Text:
───

Question

How do you get rid of the radical when it has a exponent attached like this?
Question below in a minute.

Answer 1

\[25^{2c} = \sqrt{5}^{4c+16}\]

Answer 2

i assume it is either:
\[25^{2c} = (\sqrt{5})^{4c+16}\]
or
\[25^{2c} = \sqrt{5^{(4c+16)}}\]

Answer 3

Can you show me how to solve it from here too?

Answer 4

only if we can determine which option you are refering to, but it should be doable either way.

Answer 5

one rule that might be useful to recall:
\[(n^a)^b=n^{a*b} \]

Answer 6

@CarrionBeast what option are you referring to? @amistre64 pointed out two possible problems, which one is it?

Answer 7

Option number one.

Answer 8

both forms
\[ 25^{2c} = (\sqrt{5})^{4c+16} \\
25^{2c} = \sqrt{5^{4c+16}} \]
can be written as
\[ 25^{2c} = 5^{\frac{4c+16}{2}} = 5^{2c+8} \]

Answer 9

I would write 25 as 5^2

Answer 10

alternatively, you could write
\[ 5^{2c+8}= 5^{2(c+4)} = \left( 5^2\right) ^{c+4} \\ = 25^{c+4} \]
and solve
\[ 25^{2c}= 25^{c+4} \]

by equating the exponents

Answer 11

btw, we use the idea that a square root is the same as using the exponent ½

Answer 12

Thank you

───

Entries supplied:
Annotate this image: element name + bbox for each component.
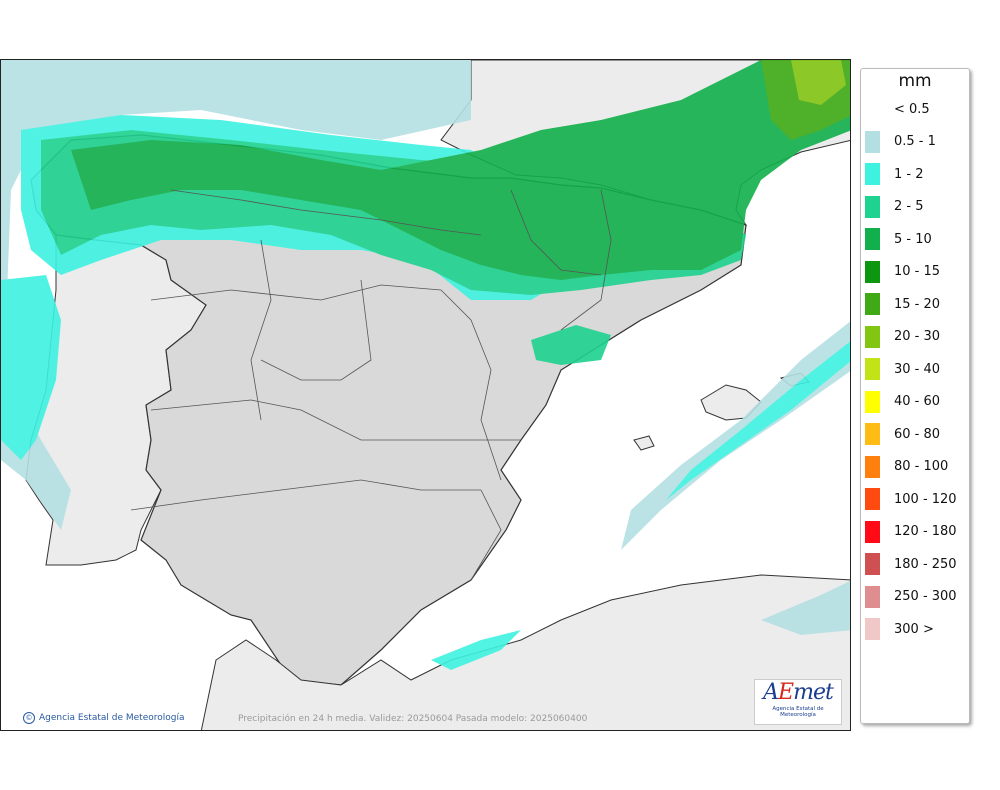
precip-0.5-1 xyxy=(1,60,471,530)
legend-item: 20 - 30 xyxy=(865,325,941,348)
region-borders xyxy=(130,189,612,581)
legend-swatch xyxy=(865,195,880,218)
legend-swatch xyxy=(865,163,880,185)
legend-label: 180 - 250 xyxy=(894,556,957,572)
legend-label: 250 - 300 xyxy=(894,589,957,604)
credit-line: © Agencia Estatal de Meteorología xyxy=(23,712,185,724)
legend-item: 40 - 60 xyxy=(865,390,941,413)
legend-item: 100 - 120 xyxy=(865,488,957,510)
legend-item: 0.5 - 1 xyxy=(865,130,936,153)
precip-1-2-west xyxy=(1,275,61,460)
precip-south-east xyxy=(761,580,850,635)
copyright-icon: © xyxy=(23,712,35,724)
legend-swatch xyxy=(865,488,880,510)
legend: mm < 0.5 0.5 - 1 1 - 2 2 - 5 5 - 10 10 - 15 15… xyxy=(860,68,970,724)
legend-item: 1 - 2 xyxy=(865,163,924,185)
precipitation-map: © Agencia Estatal de Meteorología Precip… xyxy=(0,59,851,731)
map-canvas xyxy=(1,60,850,730)
ibiza xyxy=(633,435,655,451)
legend-label: 10 - 15 xyxy=(894,264,941,279)
logo-word: AEmet xyxy=(763,680,834,705)
legend-label: 40 - 60 xyxy=(894,394,941,409)
legend-label: 0.5 - 1 xyxy=(894,134,936,149)
legend-label: 300 > xyxy=(894,621,934,637)
legend-item: 300 > xyxy=(865,618,934,640)
legend-swatch xyxy=(865,390,880,413)
legend-label: 100 - 120 xyxy=(894,491,957,507)
legend-label: 60 - 80 xyxy=(894,426,941,442)
legend-item: 2 - 5 xyxy=(865,195,924,218)
legend-item: < 0.5 xyxy=(865,98,930,120)
legend-swatch xyxy=(865,585,880,608)
legend-swatch xyxy=(865,98,880,120)
legend-label: 80 - 100 xyxy=(894,459,949,474)
legend-label: 1 - 2 xyxy=(894,166,924,182)
legend-swatch xyxy=(865,228,880,250)
legend-swatch xyxy=(865,325,880,348)
legend-swatch xyxy=(865,358,880,380)
legend-item: 120 - 180 xyxy=(865,520,957,543)
legend-swatch xyxy=(865,455,880,478)
legend-item: 30 - 40 xyxy=(865,358,940,380)
legend-swatch xyxy=(865,130,880,153)
legend-swatch xyxy=(865,520,880,543)
legend-item: 5 - 10 xyxy=(865,228,932,250)
map-caption: Precipitación en 24 h media. Validez: 20… xyxy=(238,714,588,724)
legend-label: 2 - 5 xyxy=(894,199,924,214)
legend-label: 15 - 20 xyxy=(894,296,941,312)
precip-med-1-2 xyxy=(666,341,850,500)
precip-alboran xyxy=(431,630,521,670)
legend-item: 10 - 15 xyxy=(865,260,941,283)
legend-item: 80 - 100 xyxy=(865,455,949,478)
precip-20-30 xyxy=(791,60,846,105)
legend-item: 60 - 80 xyxy=(865,423,940,445)
logo-subtitle: Agencia Estatal de Meteorología xyxy=(772,706,824,718)
legend-item: 15 - 20 xyxy=(865,293,940,315)
legend-swatch xyxy=(865,618,880,640)
legend-label: 5 - 10 xyxy=(894,231,932,247)
precip-5-10 xyxy=(71,60,850,280)
aemet-logo: AEmet Agencia Estatal de Meteorología xyxy=(754,679,842,725)
legend-swatch xyxy=(865,553,880,575)
precipitation-field xyxy=(1,60,850,670)
legend-item: 180 - 250 xyxy=(865,553,957,575)
legend-label: < 0.5 xyxy=(894,101,930,117)
legend-swatch xyxy=(865,260,880,283)
precip-east-patch xyxy=(531,325,611,365)
legend-swatch xyxy=(865,293,880,315)
legend-swatch xyxy=(865,423,880,445)
legend-unit: mm xyxy=(898,71,932,91)
credit-text: Agencia Estatal de Meteorología xyxy=(39,713,185,723)
legend-item: 250 - 300 xyxy=(865,585,957,608)
legend-label: 30 - 40 xyxy=(894,361,941,377)
legend-label: 120 - 180 xyxy=(894,524,957,539)
legend-label: 20 - 30 xyxy=(894,329,941,344)
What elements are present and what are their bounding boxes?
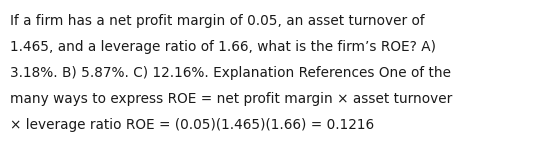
Text: × leverage ratio ROE = (0.05)(1.465)(1.66) = 0.1216: × leverage ratio ROE = (0.05)(1.465)(1.6… <box>10 118 374 132</box>
Text: If a firm has a net profit margin of 0.05, an asset turnover of: If a firm has a net profit margin of 0.0… <box>10 14 425 28</box>
Text: 1.465, and a leverage ratio of 1.66, what is the firm’s ROE? A): 1.465, and a leverage ratio of 1.66, wha… <box>10 40 436 54</box>
Text: 3.18%. B) 5.87%. C) 12.16%. Explanation References One of the: 3.18%. B) 5.87%. C) 12.16%. Explanation … <box>10 66 451 80</box>
Text: many ways to express ROE = net profit margin × asset turnover: many ways to express ROE = net profit ma… <box>10 92 452 106</box>
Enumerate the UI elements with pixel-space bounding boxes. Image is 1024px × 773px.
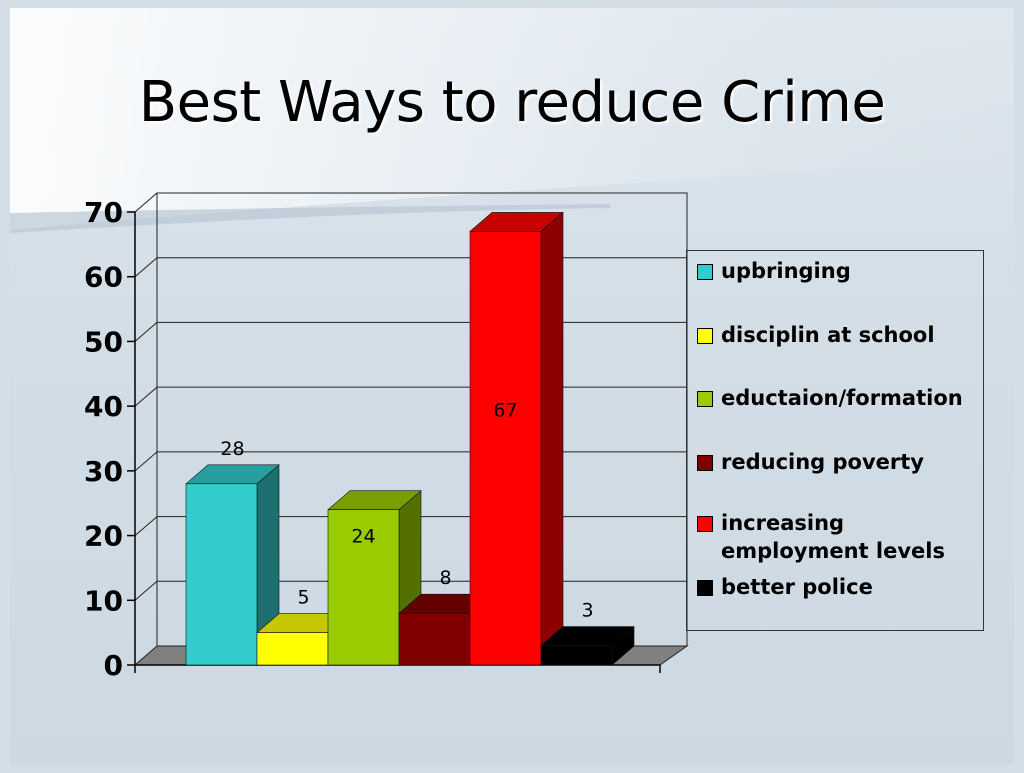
legend-swatch (697, 580, 713, 596)
data-label: 67 (493, 399, 517, 421)
chart-gridline-side (134, 516, 158, 536)
y-tick-label: 0 (104, 649, 123, 682)
chart-legend: upbringing disciplin at school eductaion/f… (686, 250, 984, 631)
data-label: 28 (220, 438, 244, 460)
legend-item: reducing poverty (697, 448, 986, 476)
bar-better-police (540, 625, 635, 666)
y-tick-label: 10 (84, 584, 123, 617)
data-label: 8 (439, 567, 451, 589)
bar-front (540, 645, 613, 666)
y-tick-label: 30 (84, 455, 123, 488)
bar-front (256, 632, 329, 666)
chart-gridlines (134, 192, 687, 601)
bar-front (185, 483, 258, 666)
chart-gridline-side (134, 580, 158, 601)
bar-front (327, 509, 400, 666)
y-tick-label: 20 (84, 520, 123, 553)
chart-bars (185, 211, 635, 666)
chart-y-tick-labels: 0 10 20 30 40 50 60 70 (84, 196, 123, 682)
legend-swatch (697, 328, 713, 344)
legend-item: eductaion/formation (697, 384, 986, 412)
legend-swatch (697, 391, 713, 407)
page-title: Best Ways to reduce Crime (138, 70, 886, 135)
bar-side (540, 211, 564, 666)
legend-swatch (697, 455, 713, 471)
y-tick-label: 60 (84, 261, 123, 294)
legend-label: better police (721, 575, 873, 599)
legend-label: increasing employment levels (721, 511, 945, 563)
legend-label: upbringing (721, 259, 851, 283)
chart-gridline-side (134, 386, 158, 407)
bar-front (469, 231, 542, 666)
data-label: 5 (297, 587, 309, 609)
bar-front (398, 612, 471, 666)
legend-item: better police (697, 573, 986, 601)
chart-gridline-side (134, 192, 158, 213)
chart-data-labels: 28 5 24 8 67 3 (220, 399, 593, 621)
chart-gridline-side (134, 451, 158, 472)
slide-swoosh-decoration (10, 8, 1014, 233)
bar-upbringing (185, 464, 280, 666)
legend-swatch (697, 264, 713, 280)
legend-label: disciplin at school (721, 323, 935, 347)
legend-item: disciplin at school (697, 321, 986, 349)
legend-label: reducing poverty (721, 450, 924, 474)
legend-item: upbringing (697, 257, 986, 285)
data-label: 3 (581, 600, 593, 622)
legend-item: increasing employment levels (697, 509, 986, 565)
data-label: 24 (351, 526, 375, 548)
legend-swatch (697, 516, 713, 532)
bar-increasing-employment-levels (469, 211, 564, 666)
chart-gridline-side (134, 257, 158, 278)
legend-label: eductaion/formation (721, 386, 963, 410)
chart-gridline-side (134, 322, 158, 342)
y-tick-label: 40 (84, 390, 123, 423)
y-tick-label: 70 (84, 196, 123, 229)
y-tick-label: 50 (84, 325, 123, 358)
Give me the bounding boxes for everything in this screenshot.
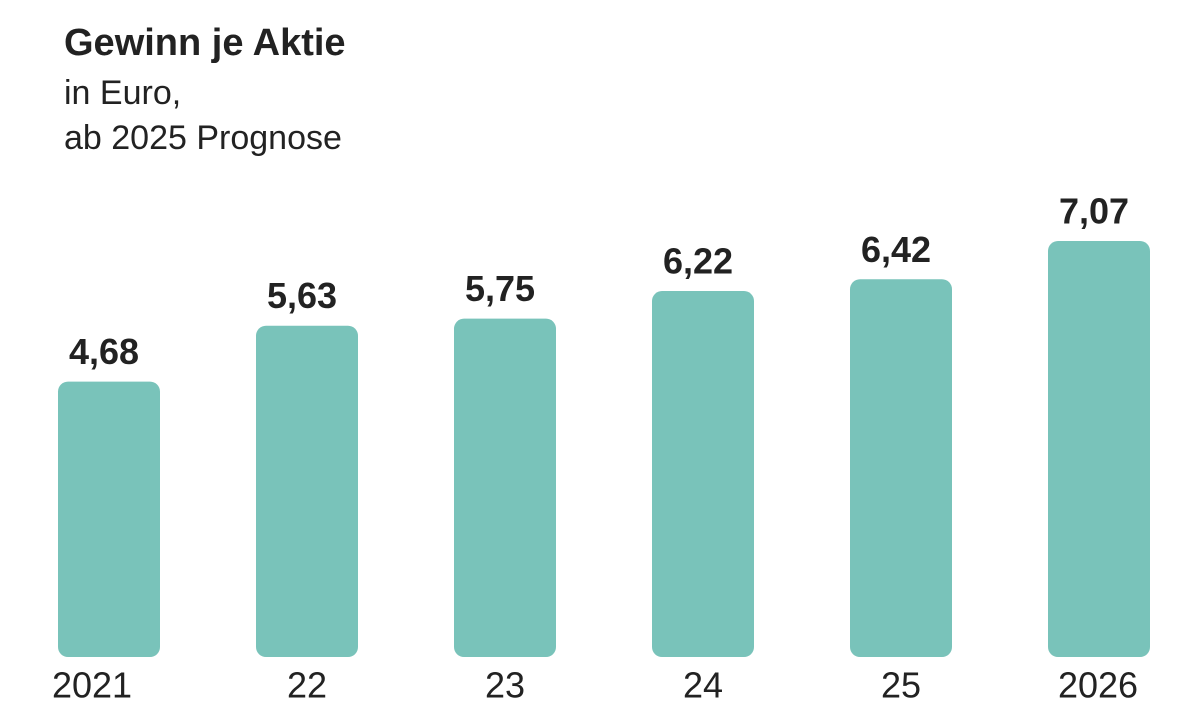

───

What you need to do:
[1] Answer from the forum thread:
(a) Which option does the person asking the question say they mean?
(b) What does one reply suggest writing 25 as?
(c) According to the reply that begins "btw," a square root is the same as using which exponent?
[2] Translate this sentence from the forum thread into Spanish: "Can you show me how to solve it from here too?"
The records are separate material with no connection to the forum thread.

Exercise answers:
[1]
(a) Option number one.
(b) 5^2.
(c) The exponent ½.

[2] ¿Puedes mostrarme también cómo resolverlo a partir de aquí?